* [WHAT NEEDS TO BE DONE]
Select from the data all lines with the word "team".

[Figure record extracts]
[start]
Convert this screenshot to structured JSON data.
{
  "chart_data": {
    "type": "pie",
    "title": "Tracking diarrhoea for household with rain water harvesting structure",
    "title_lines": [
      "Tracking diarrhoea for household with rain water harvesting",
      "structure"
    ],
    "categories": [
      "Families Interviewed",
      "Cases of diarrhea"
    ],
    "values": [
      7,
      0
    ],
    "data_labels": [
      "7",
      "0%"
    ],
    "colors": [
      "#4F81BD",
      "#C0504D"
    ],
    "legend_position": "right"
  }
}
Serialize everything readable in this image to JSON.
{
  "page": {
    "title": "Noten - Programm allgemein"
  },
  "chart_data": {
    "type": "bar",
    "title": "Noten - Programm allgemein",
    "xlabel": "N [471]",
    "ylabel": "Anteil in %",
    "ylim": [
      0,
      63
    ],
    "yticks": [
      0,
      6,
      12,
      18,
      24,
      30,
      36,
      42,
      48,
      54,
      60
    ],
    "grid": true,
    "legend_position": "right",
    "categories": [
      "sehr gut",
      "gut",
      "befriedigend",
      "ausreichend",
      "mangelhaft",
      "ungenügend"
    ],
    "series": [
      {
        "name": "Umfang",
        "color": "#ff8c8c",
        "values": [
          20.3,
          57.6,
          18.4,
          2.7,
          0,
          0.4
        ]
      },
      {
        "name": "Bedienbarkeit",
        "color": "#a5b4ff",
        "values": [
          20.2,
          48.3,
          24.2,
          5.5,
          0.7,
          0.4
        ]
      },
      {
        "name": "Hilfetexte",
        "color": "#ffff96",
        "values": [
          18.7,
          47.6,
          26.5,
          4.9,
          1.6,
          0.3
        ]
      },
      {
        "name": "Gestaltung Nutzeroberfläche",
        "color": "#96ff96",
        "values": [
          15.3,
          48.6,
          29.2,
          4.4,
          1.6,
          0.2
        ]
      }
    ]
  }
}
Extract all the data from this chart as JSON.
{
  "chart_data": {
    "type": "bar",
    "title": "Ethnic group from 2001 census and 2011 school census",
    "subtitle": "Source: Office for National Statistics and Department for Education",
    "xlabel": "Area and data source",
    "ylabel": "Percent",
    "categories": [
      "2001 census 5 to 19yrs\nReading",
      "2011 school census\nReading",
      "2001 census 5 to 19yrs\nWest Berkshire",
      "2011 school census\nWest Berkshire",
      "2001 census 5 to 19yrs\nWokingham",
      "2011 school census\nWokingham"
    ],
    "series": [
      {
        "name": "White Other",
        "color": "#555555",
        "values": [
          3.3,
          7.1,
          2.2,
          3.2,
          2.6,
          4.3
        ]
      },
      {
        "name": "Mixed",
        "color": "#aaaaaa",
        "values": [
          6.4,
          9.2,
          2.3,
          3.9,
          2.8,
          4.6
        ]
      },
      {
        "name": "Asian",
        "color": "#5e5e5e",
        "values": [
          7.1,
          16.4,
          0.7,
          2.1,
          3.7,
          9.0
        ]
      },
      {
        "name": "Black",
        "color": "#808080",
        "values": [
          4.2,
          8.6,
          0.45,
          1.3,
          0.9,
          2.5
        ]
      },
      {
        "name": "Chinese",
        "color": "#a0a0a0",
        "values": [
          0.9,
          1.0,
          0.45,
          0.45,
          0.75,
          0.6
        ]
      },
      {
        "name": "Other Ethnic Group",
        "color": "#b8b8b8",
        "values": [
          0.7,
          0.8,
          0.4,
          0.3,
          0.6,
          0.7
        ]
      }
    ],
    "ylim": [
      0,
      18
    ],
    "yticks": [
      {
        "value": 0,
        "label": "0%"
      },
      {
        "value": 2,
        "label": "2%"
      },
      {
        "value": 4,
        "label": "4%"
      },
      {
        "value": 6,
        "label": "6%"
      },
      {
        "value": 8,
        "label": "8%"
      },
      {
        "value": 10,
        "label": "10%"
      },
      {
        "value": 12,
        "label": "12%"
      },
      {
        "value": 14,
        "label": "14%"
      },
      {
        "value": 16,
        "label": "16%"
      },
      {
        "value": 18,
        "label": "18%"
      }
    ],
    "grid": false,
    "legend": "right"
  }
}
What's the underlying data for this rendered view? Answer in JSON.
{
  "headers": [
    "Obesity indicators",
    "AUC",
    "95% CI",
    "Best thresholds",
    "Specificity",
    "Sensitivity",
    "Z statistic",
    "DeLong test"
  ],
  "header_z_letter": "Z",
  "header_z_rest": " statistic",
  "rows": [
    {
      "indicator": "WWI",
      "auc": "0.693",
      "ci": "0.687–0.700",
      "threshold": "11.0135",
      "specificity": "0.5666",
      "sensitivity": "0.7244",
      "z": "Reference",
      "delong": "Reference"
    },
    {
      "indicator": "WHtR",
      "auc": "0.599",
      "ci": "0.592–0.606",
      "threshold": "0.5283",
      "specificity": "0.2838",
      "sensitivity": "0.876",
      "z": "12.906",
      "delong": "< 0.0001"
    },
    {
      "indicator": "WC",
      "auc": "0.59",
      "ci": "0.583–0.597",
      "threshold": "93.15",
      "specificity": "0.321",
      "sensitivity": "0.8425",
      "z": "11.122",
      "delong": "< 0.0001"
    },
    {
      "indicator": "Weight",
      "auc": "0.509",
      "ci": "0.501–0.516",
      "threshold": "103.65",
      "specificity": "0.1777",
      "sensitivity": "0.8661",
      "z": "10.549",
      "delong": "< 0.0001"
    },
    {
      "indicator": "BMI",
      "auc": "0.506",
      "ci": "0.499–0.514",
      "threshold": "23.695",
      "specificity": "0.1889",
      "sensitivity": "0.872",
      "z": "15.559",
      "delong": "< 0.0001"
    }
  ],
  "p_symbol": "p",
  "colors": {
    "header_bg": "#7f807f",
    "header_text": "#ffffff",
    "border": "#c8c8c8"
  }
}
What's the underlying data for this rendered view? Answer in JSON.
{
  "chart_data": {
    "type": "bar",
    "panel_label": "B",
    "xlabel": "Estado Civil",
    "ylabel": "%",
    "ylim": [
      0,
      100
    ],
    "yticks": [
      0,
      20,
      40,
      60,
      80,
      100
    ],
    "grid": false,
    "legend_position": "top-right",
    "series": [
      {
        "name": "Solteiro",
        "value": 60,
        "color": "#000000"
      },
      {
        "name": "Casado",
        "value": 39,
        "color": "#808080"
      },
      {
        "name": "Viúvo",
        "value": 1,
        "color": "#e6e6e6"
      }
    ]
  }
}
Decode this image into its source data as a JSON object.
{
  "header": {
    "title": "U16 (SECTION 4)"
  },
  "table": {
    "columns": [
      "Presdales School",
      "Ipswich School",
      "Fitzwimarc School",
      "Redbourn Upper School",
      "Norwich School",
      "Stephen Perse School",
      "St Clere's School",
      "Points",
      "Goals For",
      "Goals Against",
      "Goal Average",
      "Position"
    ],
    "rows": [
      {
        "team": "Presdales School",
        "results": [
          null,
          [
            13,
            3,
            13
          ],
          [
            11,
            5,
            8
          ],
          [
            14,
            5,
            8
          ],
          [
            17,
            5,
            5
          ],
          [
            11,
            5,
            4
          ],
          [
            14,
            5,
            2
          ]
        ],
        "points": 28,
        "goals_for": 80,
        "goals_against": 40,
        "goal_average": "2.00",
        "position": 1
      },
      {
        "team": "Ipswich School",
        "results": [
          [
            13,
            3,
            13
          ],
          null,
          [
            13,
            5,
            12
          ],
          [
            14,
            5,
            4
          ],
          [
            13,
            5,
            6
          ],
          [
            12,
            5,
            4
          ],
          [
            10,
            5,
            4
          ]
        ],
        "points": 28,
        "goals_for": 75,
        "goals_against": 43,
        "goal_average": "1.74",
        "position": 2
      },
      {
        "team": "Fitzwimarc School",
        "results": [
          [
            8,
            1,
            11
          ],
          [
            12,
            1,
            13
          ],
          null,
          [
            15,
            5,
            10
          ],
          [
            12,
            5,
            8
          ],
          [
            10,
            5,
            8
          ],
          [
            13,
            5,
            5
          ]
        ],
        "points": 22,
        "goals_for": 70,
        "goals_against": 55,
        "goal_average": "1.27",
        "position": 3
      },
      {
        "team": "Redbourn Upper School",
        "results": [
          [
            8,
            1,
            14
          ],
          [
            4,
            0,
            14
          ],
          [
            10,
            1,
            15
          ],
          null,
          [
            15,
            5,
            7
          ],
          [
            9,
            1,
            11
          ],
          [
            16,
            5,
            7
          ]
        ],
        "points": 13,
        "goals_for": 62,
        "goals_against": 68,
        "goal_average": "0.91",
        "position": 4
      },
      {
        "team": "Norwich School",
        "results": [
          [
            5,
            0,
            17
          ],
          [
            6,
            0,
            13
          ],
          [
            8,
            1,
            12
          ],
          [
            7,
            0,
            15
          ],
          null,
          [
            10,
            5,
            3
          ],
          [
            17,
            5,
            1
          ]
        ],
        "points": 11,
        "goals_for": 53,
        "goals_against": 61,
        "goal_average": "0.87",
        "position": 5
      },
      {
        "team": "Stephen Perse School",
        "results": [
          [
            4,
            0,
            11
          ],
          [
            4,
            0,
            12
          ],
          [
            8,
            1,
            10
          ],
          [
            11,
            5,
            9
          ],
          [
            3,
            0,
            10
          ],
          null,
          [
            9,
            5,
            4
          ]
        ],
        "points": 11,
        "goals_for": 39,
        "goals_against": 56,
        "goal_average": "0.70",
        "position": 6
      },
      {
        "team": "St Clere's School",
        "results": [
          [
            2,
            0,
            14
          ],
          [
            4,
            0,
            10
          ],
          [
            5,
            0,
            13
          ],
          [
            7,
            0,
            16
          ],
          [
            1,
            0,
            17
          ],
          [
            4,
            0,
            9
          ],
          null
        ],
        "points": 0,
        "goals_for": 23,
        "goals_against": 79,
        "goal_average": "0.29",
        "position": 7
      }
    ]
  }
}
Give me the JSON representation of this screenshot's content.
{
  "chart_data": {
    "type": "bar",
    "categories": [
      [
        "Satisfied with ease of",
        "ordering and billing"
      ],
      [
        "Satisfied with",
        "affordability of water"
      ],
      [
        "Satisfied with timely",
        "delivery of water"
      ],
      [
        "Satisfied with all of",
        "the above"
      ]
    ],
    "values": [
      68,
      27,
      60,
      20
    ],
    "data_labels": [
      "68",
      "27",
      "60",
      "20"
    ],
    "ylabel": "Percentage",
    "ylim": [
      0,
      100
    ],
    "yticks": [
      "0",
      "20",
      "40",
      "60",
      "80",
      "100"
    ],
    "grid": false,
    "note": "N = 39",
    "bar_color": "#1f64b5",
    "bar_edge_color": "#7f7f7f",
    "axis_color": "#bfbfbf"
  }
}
[end]
* [RESULT BELOW]
        "team": "Presdales School",
        "team": "Ipswich School",
        "team": "Fitzwimarc School",
        "team": "Redbourn Upper School",
        "team": "Norwich School",
        "team": "Stephen Perse School",
        "team": "St Clere's School",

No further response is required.